### Directive
Give the number of lines in the data that hold the word "Control", and nothing else.

================

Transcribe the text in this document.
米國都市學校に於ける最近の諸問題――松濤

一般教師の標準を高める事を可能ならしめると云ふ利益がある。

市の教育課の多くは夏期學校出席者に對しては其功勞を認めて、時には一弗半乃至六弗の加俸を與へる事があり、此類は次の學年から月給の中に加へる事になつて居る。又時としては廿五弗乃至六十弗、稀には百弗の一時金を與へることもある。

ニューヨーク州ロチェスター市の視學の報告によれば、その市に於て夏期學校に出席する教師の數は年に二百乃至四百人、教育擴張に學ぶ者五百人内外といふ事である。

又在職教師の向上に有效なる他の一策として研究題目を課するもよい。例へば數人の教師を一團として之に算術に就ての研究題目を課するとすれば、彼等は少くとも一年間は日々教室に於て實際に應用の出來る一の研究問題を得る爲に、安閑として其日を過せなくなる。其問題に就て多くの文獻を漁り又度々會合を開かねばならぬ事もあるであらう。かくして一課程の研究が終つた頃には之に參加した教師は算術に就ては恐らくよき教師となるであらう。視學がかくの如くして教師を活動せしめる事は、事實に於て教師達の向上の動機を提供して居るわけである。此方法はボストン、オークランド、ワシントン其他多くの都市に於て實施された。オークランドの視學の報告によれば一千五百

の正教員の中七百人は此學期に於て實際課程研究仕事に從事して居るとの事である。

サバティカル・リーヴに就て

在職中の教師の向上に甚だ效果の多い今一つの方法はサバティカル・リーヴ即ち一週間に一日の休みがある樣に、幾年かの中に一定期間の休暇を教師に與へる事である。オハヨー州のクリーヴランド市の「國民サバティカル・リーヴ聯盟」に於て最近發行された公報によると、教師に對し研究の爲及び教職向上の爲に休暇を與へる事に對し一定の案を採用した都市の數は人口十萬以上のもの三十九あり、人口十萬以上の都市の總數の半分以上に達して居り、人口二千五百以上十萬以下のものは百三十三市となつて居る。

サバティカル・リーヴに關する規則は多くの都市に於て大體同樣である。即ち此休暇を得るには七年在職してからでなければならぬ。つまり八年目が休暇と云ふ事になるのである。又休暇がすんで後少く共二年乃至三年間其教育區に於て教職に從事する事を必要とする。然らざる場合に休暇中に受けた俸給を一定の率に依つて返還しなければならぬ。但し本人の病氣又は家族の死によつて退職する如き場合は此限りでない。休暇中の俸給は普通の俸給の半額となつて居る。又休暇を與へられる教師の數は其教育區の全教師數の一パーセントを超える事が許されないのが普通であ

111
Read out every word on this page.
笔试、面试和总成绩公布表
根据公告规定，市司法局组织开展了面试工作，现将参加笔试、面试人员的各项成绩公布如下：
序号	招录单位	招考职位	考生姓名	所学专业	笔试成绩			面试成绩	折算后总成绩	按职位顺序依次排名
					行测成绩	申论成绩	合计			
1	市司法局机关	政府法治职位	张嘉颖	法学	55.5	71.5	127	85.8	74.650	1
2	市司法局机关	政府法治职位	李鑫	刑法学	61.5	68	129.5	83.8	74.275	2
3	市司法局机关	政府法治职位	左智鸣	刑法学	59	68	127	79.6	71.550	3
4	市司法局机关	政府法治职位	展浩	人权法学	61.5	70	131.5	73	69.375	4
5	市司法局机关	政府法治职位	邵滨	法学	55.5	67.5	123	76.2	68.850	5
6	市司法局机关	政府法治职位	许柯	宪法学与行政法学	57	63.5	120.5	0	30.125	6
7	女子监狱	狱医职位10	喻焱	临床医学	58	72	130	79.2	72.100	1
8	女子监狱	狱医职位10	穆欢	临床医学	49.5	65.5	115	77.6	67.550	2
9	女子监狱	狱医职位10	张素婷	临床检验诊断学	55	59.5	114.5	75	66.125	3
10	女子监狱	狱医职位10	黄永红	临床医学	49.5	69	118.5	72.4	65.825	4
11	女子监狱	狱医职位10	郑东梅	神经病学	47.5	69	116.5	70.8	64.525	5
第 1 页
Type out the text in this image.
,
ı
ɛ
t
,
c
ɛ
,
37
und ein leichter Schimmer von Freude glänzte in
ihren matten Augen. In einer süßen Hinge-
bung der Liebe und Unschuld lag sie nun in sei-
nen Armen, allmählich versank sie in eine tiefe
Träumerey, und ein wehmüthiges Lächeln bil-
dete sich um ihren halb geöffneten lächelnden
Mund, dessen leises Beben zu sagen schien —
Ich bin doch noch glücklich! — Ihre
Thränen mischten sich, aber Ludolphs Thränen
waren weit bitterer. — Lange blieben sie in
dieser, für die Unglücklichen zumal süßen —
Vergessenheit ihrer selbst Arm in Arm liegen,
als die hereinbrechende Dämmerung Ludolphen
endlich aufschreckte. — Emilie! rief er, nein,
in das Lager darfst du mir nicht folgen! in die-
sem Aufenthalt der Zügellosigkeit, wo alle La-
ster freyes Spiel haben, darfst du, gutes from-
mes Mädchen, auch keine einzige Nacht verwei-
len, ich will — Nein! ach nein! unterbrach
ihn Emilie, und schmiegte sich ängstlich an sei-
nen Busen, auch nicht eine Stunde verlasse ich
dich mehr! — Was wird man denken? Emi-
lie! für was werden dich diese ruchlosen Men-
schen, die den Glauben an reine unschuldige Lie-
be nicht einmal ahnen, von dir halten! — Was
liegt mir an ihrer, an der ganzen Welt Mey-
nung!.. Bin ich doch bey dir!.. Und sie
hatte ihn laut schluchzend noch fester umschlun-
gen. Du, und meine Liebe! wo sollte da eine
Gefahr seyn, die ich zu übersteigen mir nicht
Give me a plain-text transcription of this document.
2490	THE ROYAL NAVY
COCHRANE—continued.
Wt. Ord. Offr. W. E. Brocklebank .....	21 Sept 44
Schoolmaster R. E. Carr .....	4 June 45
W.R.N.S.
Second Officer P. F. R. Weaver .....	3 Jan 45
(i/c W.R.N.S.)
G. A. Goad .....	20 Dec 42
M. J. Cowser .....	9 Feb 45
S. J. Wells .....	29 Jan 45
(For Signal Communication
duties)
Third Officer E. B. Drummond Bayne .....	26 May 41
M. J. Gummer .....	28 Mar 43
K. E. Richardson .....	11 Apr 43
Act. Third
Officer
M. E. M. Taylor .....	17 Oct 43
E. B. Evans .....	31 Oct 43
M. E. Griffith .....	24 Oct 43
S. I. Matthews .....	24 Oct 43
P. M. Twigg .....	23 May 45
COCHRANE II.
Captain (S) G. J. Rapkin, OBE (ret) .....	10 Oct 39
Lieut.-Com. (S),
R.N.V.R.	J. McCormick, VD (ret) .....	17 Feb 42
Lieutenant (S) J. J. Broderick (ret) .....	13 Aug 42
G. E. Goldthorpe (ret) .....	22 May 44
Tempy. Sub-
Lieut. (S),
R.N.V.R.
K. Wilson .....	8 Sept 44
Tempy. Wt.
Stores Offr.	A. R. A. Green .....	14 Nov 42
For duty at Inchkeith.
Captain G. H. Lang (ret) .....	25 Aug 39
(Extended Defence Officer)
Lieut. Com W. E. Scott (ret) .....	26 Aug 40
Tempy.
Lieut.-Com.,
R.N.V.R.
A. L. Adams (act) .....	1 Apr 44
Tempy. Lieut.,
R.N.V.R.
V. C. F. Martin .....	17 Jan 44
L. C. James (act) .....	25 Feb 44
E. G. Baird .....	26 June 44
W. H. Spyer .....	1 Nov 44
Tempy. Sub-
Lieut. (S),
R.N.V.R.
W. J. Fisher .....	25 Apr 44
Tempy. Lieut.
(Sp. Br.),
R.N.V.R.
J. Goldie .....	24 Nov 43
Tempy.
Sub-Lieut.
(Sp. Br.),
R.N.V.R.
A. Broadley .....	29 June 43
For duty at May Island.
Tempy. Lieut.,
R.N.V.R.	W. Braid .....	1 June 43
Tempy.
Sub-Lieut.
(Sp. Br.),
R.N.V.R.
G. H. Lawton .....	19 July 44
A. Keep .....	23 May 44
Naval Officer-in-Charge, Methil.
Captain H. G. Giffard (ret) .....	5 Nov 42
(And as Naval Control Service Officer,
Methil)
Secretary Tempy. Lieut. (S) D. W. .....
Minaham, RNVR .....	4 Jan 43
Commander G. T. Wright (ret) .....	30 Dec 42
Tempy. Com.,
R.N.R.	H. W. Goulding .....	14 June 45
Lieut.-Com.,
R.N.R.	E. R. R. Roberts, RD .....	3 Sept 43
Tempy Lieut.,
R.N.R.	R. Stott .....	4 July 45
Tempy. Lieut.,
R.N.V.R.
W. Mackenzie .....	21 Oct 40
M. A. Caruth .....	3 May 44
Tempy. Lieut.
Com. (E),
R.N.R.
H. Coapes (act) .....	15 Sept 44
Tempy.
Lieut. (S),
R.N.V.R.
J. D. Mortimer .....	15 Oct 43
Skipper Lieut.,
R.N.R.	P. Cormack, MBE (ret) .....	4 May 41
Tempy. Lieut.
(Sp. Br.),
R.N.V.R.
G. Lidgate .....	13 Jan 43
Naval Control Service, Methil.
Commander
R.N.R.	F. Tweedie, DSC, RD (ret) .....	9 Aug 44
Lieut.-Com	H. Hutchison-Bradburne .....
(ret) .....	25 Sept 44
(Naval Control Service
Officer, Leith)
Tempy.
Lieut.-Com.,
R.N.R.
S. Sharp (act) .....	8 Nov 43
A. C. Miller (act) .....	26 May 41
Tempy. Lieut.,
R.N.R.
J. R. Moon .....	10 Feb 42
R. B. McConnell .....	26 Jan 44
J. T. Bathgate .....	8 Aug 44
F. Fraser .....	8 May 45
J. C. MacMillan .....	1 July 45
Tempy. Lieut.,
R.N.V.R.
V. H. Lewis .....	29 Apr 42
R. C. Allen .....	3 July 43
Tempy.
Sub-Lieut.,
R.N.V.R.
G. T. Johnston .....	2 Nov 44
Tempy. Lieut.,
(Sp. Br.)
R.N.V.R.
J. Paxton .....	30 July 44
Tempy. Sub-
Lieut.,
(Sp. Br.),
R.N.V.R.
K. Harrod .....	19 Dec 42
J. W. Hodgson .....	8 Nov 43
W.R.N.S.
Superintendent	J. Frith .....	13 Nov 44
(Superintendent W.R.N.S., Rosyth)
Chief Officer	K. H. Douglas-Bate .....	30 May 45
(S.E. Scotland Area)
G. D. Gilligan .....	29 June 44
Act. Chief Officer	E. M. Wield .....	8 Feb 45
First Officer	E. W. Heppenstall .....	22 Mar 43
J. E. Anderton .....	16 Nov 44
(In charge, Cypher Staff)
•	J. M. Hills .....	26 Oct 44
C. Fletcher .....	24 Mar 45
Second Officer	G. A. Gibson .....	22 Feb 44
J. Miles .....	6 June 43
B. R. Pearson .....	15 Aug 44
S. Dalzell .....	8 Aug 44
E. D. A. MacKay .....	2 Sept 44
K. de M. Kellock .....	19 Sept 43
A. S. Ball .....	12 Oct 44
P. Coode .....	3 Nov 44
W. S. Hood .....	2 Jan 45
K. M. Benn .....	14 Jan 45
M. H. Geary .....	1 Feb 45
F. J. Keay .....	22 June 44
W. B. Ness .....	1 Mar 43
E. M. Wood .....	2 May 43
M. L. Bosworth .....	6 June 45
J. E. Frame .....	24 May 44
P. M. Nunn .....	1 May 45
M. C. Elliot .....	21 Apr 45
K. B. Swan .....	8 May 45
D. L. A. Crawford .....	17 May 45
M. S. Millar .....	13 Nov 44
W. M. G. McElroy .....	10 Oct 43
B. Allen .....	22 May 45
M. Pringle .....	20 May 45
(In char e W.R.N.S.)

================

### Answer to the exercise
3